» Stored records:
== == ==
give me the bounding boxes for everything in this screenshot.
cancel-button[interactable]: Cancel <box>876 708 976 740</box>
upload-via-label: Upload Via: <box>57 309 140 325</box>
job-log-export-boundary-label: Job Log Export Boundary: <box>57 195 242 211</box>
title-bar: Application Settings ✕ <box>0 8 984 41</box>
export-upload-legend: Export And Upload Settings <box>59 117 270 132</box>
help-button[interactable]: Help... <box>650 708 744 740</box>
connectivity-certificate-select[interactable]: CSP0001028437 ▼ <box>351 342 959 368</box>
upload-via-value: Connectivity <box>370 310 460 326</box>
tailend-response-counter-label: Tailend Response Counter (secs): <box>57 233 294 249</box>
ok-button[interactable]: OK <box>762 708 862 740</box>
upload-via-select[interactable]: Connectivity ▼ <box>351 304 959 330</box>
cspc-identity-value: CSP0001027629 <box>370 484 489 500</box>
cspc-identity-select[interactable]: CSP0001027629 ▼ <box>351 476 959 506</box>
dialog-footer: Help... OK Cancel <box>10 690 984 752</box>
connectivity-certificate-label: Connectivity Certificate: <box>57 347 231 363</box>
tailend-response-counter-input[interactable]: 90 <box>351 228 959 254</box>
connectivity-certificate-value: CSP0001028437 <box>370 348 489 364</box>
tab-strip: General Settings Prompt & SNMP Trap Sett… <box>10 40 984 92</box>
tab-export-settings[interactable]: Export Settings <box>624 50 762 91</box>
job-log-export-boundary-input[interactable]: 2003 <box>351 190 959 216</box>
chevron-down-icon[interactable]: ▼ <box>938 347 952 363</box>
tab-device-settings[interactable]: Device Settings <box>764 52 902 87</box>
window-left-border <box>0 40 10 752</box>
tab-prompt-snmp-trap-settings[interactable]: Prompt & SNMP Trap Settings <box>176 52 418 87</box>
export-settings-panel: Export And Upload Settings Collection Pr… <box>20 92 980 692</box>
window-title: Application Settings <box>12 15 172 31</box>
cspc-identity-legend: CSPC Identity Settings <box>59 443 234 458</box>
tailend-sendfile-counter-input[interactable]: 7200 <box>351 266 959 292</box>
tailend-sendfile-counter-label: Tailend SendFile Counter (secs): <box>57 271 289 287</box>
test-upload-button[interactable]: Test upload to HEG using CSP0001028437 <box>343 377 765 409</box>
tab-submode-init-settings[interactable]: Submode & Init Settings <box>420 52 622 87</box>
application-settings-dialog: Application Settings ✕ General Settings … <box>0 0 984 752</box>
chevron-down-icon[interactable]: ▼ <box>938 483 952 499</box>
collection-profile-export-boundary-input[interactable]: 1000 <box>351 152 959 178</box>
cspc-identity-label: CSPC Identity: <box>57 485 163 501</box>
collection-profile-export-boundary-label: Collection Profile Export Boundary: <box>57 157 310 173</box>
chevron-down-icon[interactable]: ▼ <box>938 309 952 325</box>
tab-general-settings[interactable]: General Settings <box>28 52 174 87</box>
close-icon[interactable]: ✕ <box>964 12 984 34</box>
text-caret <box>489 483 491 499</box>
== == ==
» Problem description:
Reproduce every line of the entries above verbatim.

» Result:
give me the bounding boxes for everything in this screenshot.
cancel-button[interactable]: Cancel <box>876 708 976 740</box>
upload-via-label: Upload Via: <box>57 309 140 325</box>
job-log-export-boundary-label: Job Log Export Boundary: <box>57 195 242 211</box>
title-bar: Application Settings ✕ <box>0 8 984 41</box>
export-upload-legend: Export And Upload Settings <box>59 117 270 132</box>
help-button[interactable]: Help... <box>650 708 744 740</box>
connectivity-certificate-select[interactable]: CSP0001028437 ▼ <box>351 342 959 368</box>
upload-via-value: Connectivity <box>370 310 460 326</box>
tailend-response-counter-label: Tailend Response Counter (secs): <box>57 233 294 249</box>
ok-button[interactable]: OK <box>762 708 862 740</box>
upload-via-select[interactable]: Connectivity ▼ <box>351 304 959 330</box>
cspc-identity-value: CSP0001027629 <box>370 484 489 500</box>
cspc-identity-select[interactable]: CSP0001027629 ▼ <box>351 476 959 506</box>
dialog-footer: Help... OK Cancel <box>10 690 984 752</box>
connectivity-certificate-label: Connectivity Certificate: <box>57 347 231 363</box>
tailend-response-counter-input[interactable]: 90 <box>351 228 959 254</box>
connectivity-certificate-value: CSP0001028437 <box>370 348 489 364</box>
tab-strip: General Settings Prompt & SNMP Trap Sett… <box>10 40 984 92</box>
tab-export-settings[interactable]: Export Settings <box>624 50 762 91</box>
job-log-export-boundary-input[interactable]: 2003 <box>351 190 959 216</box>
chevron-down-icon[interactable]: ▼ <box>938 347 952 363</box>
tab-device-settings[interactable]: Device Settings <box>764 52 902 87</box>
window-left-border <box>0 40 10 752</box>
tab-prompt-snmp-trap-settings[interactable]: Prompt & SNMP Trap Settings <box>176 52 418 87</box>
export-settings-panel: Export And Upload Settings Collection Pr… <box>20 92 980 692</box>
window-title: Application Settings <box>12 15 172 31</box>
cspc-identity-legend: CSPC Identity Settings <box>59 443 234 458</box>
tailend-sendfile-counter-input[interactable]: 7200 <box>351 266 959 292</box>
tailend-sendfile-counter-label: Tailend SendFile Counter (secs): <box>57 271 289 287</box>
test-upload-button[interactable]: Test upload to HEG using CSP0001028437 <box>343 377 765 409</box>
tab-submode-init-settings[interactable]: Submode & Init Settings <box>420 52 622 87</box>
application-settings-dialog: Application Settings ✕ General Settings … <box>0 0 984 752</box>
chevron-down-icon[interactable]: ▼ <box>938 483 952 499</box>
collection-profile-export-boundary-input[interactable]: 1000 <box>351 152 959 178</box>
cspc-identity-label: CSPC Identity: <box>57 485 163 501</box>
collection-profile-export-boundary-label: Collection Profile Export Boundary: <box>57 157 310 173</box>
chevron-down-icon[interactable]: ▼ <box>938 309 952 325</box>
tab-general-settings[interactable]: General Settings <box>28 52 174 87</box>
close-icon[interactable]: ✕ <box>964 12 984 34</box>
text-caret <box>489 483 491 499</box>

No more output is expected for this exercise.